* [DO THIS] Every line that contains the word "предусмотрены" should be copied out.

* [DATASET EXCERPTS]
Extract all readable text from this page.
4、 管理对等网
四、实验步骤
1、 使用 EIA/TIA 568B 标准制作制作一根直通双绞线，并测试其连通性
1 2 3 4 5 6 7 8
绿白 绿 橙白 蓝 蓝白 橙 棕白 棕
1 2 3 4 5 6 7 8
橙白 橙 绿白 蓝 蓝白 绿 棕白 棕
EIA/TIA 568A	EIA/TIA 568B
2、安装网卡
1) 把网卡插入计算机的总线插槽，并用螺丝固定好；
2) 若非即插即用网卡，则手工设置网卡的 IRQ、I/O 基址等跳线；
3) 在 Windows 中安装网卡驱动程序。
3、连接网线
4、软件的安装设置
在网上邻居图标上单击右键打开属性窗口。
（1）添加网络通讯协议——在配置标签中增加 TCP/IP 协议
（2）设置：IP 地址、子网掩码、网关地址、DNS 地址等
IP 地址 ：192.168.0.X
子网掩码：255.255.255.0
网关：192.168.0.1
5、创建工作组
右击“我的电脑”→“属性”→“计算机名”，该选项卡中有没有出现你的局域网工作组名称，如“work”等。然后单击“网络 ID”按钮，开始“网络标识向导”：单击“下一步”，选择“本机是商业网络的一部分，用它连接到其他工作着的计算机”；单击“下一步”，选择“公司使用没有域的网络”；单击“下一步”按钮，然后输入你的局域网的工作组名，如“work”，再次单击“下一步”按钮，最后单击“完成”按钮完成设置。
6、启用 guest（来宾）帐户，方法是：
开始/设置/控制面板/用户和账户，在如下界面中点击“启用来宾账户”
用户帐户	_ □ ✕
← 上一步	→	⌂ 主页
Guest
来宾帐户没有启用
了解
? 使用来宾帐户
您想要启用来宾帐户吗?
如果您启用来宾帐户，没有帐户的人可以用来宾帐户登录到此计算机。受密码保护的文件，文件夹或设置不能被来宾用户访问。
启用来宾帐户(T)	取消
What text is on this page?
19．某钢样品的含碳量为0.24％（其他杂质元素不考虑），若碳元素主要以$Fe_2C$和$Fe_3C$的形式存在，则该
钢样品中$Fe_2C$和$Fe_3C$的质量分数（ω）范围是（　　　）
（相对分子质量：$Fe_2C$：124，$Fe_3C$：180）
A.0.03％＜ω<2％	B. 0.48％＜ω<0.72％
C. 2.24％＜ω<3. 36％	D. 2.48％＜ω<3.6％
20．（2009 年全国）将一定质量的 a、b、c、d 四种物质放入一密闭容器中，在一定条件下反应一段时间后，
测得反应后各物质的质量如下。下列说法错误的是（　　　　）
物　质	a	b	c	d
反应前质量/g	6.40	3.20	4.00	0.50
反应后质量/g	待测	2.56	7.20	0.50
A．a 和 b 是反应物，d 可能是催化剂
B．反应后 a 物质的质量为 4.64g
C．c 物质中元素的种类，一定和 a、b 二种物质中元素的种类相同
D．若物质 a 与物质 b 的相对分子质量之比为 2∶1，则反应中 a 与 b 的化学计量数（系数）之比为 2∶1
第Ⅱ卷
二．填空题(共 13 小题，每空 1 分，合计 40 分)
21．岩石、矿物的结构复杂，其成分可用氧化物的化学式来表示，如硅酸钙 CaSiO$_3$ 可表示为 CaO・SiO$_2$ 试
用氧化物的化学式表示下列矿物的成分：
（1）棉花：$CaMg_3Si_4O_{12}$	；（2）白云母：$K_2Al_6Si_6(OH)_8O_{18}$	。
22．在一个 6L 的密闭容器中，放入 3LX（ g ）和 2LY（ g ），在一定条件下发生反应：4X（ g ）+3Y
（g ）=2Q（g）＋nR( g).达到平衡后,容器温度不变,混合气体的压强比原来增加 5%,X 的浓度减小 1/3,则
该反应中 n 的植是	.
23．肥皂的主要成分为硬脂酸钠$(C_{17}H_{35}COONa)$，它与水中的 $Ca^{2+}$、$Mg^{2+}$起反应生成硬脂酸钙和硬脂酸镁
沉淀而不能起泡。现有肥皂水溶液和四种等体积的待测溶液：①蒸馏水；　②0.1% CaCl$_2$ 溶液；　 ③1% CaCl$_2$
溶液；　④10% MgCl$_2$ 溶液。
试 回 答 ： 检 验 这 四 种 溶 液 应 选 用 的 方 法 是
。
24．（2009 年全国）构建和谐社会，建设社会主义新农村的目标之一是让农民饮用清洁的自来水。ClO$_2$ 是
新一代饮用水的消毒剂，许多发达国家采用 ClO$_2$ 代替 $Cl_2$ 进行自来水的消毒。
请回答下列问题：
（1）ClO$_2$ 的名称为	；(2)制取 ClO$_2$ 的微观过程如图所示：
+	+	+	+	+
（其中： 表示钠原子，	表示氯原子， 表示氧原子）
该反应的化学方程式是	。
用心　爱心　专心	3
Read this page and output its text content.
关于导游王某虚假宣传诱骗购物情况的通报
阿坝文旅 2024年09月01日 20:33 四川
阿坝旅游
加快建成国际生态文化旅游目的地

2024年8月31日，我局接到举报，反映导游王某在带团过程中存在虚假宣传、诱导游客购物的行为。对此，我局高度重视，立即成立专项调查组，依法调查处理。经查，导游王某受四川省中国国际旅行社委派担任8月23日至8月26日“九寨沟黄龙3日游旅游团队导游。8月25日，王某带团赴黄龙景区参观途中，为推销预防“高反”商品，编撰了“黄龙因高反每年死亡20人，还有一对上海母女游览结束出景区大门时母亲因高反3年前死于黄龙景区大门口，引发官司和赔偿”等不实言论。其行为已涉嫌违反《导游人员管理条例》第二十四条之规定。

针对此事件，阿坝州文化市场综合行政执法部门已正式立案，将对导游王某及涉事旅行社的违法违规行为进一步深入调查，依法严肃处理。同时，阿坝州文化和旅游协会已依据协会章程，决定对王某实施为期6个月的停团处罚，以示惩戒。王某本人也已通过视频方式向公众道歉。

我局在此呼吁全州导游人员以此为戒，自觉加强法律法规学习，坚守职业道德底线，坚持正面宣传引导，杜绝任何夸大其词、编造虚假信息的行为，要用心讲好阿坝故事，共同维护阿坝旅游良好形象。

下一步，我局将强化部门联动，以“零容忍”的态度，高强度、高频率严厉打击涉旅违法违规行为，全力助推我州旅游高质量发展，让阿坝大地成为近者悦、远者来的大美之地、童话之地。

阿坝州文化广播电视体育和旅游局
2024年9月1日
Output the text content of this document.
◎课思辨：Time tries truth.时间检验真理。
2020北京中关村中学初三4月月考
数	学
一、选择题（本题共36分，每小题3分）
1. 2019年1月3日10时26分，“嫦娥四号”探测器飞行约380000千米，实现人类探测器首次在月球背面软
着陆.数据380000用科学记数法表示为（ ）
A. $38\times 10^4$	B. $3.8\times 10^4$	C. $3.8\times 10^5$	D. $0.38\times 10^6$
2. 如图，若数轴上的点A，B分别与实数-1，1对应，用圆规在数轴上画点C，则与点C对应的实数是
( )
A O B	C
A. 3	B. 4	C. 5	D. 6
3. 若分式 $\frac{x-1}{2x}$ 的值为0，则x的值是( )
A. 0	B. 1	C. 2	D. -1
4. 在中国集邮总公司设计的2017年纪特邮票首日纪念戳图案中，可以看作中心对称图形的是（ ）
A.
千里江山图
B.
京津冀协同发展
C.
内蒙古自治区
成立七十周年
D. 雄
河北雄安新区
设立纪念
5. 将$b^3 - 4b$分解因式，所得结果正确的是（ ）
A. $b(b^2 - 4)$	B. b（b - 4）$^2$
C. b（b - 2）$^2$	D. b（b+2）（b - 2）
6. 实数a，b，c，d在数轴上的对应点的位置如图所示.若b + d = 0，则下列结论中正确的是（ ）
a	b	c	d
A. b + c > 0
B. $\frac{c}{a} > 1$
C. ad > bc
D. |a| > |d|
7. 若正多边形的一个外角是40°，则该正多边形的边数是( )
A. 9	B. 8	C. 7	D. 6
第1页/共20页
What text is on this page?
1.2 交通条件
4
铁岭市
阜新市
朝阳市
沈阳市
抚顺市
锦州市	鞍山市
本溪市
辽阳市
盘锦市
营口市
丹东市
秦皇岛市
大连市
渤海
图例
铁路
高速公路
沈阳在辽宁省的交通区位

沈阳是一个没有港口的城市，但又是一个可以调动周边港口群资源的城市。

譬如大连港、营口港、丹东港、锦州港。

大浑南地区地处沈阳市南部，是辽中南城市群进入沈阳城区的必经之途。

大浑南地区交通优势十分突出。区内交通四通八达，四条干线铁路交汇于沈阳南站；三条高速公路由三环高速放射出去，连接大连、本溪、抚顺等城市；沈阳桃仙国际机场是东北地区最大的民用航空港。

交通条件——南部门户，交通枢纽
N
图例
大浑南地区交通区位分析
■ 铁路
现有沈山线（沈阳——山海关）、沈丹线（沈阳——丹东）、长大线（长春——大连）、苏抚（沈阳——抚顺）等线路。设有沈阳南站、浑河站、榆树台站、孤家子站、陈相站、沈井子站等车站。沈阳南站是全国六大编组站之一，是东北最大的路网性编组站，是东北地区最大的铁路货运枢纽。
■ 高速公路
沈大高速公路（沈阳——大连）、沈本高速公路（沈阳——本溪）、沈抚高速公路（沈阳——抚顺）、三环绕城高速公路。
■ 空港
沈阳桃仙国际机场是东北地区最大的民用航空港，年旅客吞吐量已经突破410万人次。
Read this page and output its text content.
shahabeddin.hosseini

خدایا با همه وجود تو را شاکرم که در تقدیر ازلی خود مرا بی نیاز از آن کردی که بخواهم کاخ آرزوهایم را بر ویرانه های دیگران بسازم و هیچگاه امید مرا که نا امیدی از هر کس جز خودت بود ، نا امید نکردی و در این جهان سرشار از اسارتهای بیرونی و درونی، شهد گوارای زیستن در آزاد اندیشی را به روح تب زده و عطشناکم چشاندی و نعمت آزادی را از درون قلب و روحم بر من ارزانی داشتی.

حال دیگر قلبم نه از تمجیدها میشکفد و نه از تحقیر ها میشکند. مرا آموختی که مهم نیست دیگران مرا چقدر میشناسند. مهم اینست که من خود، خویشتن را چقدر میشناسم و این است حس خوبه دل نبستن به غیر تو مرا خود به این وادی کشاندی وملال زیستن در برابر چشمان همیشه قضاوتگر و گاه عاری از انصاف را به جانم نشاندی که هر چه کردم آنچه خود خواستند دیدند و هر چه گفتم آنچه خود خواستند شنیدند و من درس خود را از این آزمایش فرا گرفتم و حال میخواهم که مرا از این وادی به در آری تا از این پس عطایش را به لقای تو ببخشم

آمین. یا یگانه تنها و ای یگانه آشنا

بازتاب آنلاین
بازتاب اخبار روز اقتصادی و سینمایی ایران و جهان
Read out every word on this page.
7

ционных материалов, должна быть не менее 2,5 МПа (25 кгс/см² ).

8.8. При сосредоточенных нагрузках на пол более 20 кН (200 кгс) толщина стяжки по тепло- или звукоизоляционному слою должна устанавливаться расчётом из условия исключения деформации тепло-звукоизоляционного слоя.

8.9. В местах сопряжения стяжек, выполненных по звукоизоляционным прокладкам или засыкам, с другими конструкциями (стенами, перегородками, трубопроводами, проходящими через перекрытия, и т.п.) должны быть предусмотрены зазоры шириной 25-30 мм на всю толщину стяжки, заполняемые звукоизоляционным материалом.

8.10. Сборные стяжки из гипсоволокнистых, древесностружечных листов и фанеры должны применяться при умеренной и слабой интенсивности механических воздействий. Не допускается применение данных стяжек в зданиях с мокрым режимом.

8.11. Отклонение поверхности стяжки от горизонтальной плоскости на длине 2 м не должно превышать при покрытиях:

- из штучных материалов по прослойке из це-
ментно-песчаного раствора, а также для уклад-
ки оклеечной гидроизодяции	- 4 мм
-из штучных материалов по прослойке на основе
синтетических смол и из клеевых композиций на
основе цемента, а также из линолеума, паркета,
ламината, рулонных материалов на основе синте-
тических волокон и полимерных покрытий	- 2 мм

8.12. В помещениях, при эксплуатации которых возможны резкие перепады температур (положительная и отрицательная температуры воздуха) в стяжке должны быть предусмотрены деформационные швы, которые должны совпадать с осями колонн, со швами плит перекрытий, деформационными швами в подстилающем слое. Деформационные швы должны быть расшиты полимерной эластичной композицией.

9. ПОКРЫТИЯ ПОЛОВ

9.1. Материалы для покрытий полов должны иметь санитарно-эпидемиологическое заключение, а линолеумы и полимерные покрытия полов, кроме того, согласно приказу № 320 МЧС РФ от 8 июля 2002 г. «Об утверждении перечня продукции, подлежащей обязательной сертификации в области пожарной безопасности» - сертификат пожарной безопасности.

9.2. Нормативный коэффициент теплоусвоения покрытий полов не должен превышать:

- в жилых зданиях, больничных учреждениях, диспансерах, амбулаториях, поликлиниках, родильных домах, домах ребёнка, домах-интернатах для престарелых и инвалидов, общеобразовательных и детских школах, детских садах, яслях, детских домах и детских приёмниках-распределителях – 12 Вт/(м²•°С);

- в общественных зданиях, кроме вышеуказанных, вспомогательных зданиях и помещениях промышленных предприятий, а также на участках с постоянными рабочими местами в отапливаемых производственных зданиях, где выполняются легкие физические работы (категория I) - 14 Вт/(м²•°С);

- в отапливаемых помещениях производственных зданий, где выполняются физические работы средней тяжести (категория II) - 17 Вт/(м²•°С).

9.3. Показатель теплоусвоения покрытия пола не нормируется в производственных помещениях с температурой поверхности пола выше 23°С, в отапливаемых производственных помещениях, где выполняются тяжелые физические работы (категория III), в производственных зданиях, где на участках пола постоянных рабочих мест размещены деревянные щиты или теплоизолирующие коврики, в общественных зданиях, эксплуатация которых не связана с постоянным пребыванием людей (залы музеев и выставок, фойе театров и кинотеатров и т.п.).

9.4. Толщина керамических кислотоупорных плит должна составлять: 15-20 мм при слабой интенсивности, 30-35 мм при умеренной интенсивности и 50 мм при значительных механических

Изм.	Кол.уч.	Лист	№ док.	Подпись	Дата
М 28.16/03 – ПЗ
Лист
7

* [RESPONSE TO THE EXERCISE]
8.9. В местах сопряжения стяжек, выполненных по звукоизоляционным прокладкам или засыкам, с другими конструкциями (стенами, перегородками, трубопроводами, проходящими через перекрытия, и т.п.) должны быть предусмотрены зазоры шириной 25-30 мм на всю толщину стяжки, заполняемые звукоизоляционным материалом.
8.12. В помещениях, при эксплуатации которых возможны резкие перепады температур (положительная и отрицательная температуры воздуха) в стяжке должны быть предусмотрены деформационные швы, которые должны совпадать с осями колонн, со швами плит перекрытий, деформационными швами в подстилающем слое. Деформационные швы должны быть расшиты полимерной эластичной композицией.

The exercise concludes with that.